Collect each line holding the string "screenshot".

====== Records to use ======

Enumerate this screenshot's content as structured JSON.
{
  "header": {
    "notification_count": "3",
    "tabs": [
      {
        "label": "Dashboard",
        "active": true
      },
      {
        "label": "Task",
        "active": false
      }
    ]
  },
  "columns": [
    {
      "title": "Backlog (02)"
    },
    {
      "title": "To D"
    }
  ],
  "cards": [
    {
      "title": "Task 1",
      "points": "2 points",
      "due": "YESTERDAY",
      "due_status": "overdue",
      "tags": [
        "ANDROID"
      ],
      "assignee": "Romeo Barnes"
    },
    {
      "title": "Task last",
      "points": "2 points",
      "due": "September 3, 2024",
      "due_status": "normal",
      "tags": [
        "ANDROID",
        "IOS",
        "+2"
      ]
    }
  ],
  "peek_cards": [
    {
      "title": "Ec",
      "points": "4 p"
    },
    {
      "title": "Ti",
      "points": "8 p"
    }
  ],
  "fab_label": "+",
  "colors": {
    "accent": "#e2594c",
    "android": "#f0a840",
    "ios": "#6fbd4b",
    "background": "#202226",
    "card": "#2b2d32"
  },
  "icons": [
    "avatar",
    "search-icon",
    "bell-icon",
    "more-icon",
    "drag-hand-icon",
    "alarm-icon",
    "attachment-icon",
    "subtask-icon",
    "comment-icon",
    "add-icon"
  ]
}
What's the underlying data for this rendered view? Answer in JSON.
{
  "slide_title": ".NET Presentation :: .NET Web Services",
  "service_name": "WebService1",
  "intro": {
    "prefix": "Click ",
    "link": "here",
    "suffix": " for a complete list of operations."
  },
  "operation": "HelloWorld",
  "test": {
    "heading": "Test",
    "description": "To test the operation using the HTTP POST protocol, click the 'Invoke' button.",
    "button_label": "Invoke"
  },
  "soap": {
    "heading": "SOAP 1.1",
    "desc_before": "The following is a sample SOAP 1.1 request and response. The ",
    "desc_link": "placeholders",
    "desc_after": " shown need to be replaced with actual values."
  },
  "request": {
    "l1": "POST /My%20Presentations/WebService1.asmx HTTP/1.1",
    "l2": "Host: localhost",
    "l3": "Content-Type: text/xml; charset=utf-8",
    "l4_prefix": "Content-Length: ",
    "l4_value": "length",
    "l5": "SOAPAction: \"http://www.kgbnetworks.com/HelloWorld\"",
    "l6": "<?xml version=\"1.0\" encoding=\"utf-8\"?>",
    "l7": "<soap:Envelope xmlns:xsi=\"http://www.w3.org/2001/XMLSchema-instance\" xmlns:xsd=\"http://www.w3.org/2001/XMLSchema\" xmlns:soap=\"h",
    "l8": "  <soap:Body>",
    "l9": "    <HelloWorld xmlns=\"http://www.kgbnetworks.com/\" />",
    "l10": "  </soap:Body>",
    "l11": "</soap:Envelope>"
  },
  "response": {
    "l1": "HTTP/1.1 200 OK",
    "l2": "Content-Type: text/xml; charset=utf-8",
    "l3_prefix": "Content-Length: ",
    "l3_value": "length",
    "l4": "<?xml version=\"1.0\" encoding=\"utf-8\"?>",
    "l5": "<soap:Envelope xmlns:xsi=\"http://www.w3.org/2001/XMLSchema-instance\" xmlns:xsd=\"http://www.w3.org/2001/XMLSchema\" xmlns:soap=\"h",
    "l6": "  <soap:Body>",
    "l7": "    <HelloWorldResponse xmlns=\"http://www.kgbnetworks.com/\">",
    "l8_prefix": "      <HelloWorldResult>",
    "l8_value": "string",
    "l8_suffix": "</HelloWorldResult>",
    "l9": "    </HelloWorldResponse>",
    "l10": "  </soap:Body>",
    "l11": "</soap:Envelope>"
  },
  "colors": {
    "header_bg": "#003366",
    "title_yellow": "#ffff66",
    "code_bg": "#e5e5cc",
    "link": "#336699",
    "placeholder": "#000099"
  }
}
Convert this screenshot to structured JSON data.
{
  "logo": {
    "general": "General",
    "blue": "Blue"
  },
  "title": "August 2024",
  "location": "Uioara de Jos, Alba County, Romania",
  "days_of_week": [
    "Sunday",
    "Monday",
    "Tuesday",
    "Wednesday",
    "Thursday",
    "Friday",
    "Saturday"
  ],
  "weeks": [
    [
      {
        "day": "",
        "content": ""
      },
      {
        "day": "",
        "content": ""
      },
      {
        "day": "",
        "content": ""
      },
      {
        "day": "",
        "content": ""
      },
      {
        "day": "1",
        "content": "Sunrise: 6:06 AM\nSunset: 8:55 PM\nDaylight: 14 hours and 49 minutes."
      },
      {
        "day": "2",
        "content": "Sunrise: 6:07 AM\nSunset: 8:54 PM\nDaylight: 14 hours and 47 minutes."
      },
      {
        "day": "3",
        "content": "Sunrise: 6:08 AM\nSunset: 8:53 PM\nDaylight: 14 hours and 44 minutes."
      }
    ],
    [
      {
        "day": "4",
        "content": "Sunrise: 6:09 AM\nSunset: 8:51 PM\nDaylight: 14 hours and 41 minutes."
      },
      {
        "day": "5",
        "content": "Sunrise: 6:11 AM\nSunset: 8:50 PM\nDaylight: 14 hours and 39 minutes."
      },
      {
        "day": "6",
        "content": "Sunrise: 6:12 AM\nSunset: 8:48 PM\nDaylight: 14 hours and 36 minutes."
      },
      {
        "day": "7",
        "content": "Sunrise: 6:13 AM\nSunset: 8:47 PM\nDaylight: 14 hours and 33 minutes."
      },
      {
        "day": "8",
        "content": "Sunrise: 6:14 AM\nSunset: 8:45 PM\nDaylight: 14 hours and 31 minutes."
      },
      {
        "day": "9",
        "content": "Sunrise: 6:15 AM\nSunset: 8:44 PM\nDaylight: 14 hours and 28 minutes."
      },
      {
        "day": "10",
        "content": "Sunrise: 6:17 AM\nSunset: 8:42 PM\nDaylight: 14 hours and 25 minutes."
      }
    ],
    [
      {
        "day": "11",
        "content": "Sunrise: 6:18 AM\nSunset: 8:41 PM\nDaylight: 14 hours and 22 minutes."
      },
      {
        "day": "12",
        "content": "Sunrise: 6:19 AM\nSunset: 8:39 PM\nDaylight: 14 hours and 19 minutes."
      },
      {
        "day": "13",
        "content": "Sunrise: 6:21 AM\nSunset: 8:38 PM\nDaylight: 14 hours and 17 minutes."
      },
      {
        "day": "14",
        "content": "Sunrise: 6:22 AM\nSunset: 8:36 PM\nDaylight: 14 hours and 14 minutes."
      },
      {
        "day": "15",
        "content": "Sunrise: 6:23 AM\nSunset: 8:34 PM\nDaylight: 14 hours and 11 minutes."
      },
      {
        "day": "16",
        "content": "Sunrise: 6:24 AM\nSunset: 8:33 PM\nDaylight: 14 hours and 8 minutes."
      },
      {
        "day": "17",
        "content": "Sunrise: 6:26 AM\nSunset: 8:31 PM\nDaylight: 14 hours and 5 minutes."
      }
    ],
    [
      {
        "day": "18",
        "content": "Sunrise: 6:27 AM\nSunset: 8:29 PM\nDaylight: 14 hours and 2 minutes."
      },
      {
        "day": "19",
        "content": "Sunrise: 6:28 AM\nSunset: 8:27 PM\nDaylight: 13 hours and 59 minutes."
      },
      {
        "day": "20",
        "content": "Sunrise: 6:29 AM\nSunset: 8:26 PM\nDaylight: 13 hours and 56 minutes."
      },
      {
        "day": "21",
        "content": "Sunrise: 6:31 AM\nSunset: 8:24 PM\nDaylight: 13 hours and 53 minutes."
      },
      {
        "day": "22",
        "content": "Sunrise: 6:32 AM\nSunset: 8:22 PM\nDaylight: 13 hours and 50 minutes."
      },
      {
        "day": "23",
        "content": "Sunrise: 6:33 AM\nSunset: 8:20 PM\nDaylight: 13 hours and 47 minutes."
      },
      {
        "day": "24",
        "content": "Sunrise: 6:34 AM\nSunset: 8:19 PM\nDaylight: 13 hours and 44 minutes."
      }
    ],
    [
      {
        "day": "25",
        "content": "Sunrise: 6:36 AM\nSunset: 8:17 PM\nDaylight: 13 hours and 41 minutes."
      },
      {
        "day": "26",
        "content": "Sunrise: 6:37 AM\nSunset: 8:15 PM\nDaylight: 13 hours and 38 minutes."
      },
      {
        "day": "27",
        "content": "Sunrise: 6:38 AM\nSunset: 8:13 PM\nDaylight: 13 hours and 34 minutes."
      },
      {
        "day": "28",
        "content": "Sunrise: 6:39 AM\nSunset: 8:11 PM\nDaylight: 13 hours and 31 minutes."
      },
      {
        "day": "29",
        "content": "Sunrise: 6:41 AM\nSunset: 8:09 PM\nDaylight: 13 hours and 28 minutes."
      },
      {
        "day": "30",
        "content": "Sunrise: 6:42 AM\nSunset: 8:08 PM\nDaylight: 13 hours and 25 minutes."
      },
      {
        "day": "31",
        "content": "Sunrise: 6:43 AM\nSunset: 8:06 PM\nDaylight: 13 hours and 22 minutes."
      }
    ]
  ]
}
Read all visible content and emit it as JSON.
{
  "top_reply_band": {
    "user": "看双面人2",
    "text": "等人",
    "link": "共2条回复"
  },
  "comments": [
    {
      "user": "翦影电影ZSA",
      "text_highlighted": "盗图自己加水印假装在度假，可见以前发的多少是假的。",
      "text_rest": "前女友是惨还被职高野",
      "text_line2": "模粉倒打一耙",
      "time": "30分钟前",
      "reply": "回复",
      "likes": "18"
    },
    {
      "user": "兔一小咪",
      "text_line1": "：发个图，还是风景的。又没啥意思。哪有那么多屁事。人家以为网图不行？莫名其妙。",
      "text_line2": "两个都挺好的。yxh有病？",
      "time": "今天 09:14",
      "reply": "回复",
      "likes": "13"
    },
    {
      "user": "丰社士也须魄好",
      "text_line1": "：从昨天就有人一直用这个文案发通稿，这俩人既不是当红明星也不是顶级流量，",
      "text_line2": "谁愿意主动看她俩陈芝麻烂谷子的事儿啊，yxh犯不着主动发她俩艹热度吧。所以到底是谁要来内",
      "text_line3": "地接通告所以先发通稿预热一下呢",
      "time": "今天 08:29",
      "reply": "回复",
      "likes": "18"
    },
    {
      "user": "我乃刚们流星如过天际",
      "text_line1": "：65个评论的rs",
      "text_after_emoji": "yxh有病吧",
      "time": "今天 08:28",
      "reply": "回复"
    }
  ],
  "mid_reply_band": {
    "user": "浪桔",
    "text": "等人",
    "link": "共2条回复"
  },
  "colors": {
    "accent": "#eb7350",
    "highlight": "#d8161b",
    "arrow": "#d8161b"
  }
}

======

» **Written response**
Enumerate this screenshot's content as structured JSON.
Convert this screenshot to structured JSON data.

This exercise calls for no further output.